→ **Given problem**: Your job is to restate each entry word for word.

Recorded data:

........

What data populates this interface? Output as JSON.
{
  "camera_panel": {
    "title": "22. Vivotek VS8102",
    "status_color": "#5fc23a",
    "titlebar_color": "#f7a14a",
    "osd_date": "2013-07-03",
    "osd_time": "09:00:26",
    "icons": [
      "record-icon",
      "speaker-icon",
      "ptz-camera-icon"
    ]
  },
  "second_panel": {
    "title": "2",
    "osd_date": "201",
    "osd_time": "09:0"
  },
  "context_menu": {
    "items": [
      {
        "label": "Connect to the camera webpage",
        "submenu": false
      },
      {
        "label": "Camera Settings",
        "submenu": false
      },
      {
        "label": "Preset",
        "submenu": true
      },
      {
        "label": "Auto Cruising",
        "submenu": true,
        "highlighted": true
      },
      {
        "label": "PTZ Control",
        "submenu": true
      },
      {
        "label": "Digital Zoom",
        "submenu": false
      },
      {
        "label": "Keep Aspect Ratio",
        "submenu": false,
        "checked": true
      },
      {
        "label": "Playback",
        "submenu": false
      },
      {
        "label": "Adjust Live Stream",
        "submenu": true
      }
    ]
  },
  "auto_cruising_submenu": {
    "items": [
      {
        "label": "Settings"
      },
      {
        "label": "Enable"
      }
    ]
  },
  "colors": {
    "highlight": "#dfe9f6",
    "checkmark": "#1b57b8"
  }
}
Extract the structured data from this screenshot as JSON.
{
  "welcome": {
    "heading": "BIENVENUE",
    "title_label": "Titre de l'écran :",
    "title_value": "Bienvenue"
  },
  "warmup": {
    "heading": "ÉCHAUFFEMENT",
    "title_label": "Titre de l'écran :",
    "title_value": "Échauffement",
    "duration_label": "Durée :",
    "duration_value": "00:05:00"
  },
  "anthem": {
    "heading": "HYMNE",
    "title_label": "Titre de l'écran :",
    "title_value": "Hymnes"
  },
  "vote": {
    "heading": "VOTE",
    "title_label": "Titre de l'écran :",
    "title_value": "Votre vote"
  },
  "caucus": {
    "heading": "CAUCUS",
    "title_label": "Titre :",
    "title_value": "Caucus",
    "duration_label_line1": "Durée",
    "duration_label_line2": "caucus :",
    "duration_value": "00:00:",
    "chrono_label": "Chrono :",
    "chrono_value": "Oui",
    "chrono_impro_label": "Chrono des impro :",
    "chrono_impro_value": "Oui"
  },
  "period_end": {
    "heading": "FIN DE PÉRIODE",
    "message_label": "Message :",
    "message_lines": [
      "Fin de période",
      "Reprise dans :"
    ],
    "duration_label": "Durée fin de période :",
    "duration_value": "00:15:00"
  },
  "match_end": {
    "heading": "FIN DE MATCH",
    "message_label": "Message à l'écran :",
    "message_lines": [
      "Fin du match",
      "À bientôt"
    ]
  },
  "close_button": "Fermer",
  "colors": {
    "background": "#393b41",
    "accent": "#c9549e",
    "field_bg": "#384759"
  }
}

........

→ **The reply**:
What data populates this interface? Output as JSON.
{
  "camera_panel": {
    "title": "22. Vivotek VS8102",
    "status_color": "#5fc23a",
    "titlebar_color": "#f7a14a",
    "osd_date": "2013-07-03",
    "osd_time": "09:00:26",
    "icons": [
      "record-icon",
      "speaker-icon",
      "ptz-camera-icon"
    ]
  },
  "second_panel": {
    "title": "2",
    "osd_date": "201",
    "osd_time": "09:0"
  },
  "context_menu": {
    "items": [
      {
        "label": "Connect to the camera webpage",
        "submenu": false
      },
      {
        "label": "Camera Settings",
        "submenu": false
      },
      {
        "label": "Preset",
        "submenu": true
      },
      {
        "label": "Auto Cruising",
        "submenu": true,
        "highlighted": true
      },
      {
        "label": "PTZ Control",
        "submenu": true
      },
      {
        "label": "Digital Zoom",
        "submenu": false
      },
      {
        "label": "Keep Aspect Ratio",
        "submenu": false,
        "checked": true
      },
      {
        "label": "Playback",
        "submenu": false
      },
      {
        "label": "Adjust Live Stream",
        "submenu": true
      }
    ]
  },
  "auto_cruising_submenu": {
    "items": [
      {
        "label": "Settings"
      },
      {
        "label": "Enable"
      }
    ]
  },
  "colors": {
    "highlight": "#dfe9f6",
    "checkmark": "#1b57b8"
  }
}
Extract the structured data from this screenshot as JSON.
{
  "welcome": {
    "heading": "BIENVENUE",
    "title_label": "Titre de l'écran :",
    "title_value": "Bienvenue"
  },
  "warmup": {
    "heading": "ÉCHAUFFEMENT",
    "title_label": "Titre de l'écran :",
    "title_value": "Échauffement",
    "duration_label": "Durée :",
    "duration_value": "00:05:00"
  },
  "anthem": {
    "heading": "HYMNE",
    "title_label": "Titre de l'écran :",
    "title_value": "Hymnes"
  },
  "vote": {
    "heading": "VOTE",
    "title_label": "Titre de l'écran :",
    "title_value": "Votre vote"
  },
  "caucus": {
    "heading": "CAUCUS",
    "title_label": "Titre :",
    "title_value": "Caucus",
    "duration_label_line1": "Durée",
    "duration_label_line2": "caucus :",
    "duration_value": "00:00:",
    "chrono_label": "Chrono :",
    "chrono_value": "Oui",
    "chrono_impro_label": "Chrono des impro :",
    "chrono_impro_value": "Oui"
  },
  "period_end": {
    "heading": "FIN DE PÉRIODE",
    "message_label": "Message :",
    "message_lines": [
      "Fin de période",
      "Reprise dans :"
    ],
    "duration_label": "Durée fin de période :",
    "duration_value": "00:15:00"
  },
  "match_end": {
    "heading": "FIN DE MATCH",
    "message_label": "Message à l'écran :",
    "message_lines": [
      "Fin du match",
      "À bientôt"
    ]
  },
  "close_button": "Fermer",
  "colors": {
    "background": "#393b41",
    "accent": "#c9549e",
    "field_bg": "#384759"
  }
}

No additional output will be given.